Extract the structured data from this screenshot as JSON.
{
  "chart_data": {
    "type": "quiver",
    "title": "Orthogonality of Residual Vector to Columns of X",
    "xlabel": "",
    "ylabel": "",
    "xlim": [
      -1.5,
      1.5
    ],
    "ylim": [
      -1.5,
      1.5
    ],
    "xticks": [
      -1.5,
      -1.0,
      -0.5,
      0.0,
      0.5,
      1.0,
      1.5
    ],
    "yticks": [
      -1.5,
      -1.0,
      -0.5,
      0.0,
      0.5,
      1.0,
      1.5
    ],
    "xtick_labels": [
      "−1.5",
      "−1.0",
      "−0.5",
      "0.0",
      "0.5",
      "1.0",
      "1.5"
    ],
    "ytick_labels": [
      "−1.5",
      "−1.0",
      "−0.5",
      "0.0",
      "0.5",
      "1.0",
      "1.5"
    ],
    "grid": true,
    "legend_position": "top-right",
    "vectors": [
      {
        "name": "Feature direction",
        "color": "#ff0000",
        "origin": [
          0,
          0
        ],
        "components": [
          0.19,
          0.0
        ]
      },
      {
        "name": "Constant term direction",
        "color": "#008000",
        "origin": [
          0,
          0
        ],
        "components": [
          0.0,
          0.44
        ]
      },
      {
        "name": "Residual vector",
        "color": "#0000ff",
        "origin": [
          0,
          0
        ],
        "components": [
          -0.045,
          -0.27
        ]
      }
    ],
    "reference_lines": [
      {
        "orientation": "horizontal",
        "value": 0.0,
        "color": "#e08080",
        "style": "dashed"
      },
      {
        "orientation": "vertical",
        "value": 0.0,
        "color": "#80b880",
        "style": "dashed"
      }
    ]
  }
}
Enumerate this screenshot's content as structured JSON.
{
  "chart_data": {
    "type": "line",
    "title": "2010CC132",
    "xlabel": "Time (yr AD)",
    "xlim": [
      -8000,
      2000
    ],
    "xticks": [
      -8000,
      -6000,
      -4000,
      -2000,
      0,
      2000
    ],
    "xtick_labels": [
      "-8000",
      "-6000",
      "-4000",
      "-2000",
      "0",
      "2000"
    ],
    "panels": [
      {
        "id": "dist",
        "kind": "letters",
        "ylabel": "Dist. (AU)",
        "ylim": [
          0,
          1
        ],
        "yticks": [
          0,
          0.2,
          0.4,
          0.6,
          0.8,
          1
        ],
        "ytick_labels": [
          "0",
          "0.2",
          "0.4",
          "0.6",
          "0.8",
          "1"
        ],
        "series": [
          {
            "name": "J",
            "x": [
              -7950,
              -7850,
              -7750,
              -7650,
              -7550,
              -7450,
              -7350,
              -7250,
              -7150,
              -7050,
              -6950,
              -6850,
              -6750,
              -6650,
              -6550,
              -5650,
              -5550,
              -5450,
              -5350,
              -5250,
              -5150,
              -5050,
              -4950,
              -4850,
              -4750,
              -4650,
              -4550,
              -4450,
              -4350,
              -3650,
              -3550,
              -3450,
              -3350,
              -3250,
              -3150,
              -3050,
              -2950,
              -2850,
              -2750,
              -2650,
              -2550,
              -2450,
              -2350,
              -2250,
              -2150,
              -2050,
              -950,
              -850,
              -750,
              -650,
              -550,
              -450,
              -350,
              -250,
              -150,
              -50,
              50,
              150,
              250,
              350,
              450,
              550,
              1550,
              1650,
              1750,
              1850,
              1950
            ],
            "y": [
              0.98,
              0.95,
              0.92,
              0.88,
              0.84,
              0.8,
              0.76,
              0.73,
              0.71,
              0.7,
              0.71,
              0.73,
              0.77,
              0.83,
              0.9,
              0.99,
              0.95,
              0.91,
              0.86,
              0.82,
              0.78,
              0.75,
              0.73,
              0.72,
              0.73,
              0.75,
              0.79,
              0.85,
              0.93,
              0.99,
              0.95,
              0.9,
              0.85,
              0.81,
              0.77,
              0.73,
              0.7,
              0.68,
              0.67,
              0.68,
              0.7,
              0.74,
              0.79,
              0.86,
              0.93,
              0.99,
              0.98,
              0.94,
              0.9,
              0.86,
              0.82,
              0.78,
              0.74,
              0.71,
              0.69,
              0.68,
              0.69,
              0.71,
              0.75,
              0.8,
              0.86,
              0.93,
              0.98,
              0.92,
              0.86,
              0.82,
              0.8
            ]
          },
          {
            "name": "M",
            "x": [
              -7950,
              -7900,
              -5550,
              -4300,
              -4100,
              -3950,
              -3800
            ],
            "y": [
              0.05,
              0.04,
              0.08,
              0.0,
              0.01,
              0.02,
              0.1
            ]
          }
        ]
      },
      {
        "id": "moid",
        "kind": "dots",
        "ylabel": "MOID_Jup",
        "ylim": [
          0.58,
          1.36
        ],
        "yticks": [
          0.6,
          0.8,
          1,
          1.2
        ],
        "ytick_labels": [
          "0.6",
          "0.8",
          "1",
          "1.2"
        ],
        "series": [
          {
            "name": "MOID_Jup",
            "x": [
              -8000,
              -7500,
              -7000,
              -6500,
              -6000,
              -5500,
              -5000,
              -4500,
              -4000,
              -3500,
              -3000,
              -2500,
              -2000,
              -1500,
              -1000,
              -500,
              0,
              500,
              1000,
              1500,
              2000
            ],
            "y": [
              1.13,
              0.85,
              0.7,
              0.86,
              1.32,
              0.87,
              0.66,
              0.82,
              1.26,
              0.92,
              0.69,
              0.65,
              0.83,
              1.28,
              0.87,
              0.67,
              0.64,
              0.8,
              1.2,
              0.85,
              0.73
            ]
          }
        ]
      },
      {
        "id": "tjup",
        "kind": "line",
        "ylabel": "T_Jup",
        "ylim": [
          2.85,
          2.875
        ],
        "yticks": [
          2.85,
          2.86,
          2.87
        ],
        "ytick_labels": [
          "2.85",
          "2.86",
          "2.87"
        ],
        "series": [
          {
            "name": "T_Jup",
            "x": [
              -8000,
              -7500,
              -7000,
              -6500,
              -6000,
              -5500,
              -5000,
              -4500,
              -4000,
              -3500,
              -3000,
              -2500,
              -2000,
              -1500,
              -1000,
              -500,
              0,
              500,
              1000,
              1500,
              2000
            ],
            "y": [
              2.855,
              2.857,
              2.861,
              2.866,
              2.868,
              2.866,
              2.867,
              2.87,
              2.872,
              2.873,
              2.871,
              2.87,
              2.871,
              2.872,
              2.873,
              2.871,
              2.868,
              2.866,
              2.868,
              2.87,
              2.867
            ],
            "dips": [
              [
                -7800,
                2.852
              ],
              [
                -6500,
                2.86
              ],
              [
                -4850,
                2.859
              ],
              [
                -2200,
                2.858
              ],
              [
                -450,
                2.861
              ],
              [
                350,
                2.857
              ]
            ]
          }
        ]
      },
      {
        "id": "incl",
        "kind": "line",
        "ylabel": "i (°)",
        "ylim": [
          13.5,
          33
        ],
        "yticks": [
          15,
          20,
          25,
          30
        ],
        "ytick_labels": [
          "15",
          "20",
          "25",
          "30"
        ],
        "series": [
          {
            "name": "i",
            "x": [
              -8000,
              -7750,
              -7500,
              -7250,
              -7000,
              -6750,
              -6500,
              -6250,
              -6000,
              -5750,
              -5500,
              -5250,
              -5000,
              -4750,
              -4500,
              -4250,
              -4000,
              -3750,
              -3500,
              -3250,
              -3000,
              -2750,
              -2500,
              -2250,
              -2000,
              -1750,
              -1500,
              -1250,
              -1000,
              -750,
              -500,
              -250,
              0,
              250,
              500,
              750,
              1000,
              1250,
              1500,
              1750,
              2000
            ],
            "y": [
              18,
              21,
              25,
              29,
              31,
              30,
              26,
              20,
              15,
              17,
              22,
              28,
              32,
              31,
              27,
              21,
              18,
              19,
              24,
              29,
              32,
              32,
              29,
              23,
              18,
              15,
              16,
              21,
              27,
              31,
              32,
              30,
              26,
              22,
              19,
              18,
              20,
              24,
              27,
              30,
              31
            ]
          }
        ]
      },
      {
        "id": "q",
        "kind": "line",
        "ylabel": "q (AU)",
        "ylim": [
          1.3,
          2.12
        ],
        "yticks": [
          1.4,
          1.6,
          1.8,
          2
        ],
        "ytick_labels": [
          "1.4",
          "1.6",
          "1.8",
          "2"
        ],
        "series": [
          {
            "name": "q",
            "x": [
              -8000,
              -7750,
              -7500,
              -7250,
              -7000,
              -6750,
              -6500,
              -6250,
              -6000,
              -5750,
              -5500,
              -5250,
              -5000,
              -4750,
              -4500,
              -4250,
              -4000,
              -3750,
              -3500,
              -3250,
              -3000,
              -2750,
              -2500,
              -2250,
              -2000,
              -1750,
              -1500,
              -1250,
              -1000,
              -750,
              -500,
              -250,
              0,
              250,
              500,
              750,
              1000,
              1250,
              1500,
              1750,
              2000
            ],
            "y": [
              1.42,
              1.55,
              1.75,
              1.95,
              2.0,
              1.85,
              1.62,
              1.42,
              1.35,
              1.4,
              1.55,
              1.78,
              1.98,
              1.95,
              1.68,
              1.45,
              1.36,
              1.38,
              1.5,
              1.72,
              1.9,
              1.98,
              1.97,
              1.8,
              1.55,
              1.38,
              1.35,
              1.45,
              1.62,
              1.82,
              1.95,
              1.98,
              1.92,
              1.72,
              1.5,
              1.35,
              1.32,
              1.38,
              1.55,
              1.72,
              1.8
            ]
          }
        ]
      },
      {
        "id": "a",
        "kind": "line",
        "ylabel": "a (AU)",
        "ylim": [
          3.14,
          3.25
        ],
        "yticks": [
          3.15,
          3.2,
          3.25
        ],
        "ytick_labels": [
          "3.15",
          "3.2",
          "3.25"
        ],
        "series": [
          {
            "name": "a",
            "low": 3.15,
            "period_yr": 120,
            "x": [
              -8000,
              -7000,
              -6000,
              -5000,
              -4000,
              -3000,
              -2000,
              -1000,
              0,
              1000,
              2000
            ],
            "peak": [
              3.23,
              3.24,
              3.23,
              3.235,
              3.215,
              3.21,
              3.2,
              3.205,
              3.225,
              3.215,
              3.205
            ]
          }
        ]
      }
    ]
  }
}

* * * * * * * * *

**Requirements**
Copy the lines from the entries above in which the word "name" appears.

**Solution below**
        "name": "Feature direction",
        "name": "Constant term direction",
        "name": "Residual vector",
            "name": "J",
            "name": "M",
            "name": "MOID_Jup",
            "name": "T_Jup",
            "name": "i",
            "name": "q",
            "name": "a",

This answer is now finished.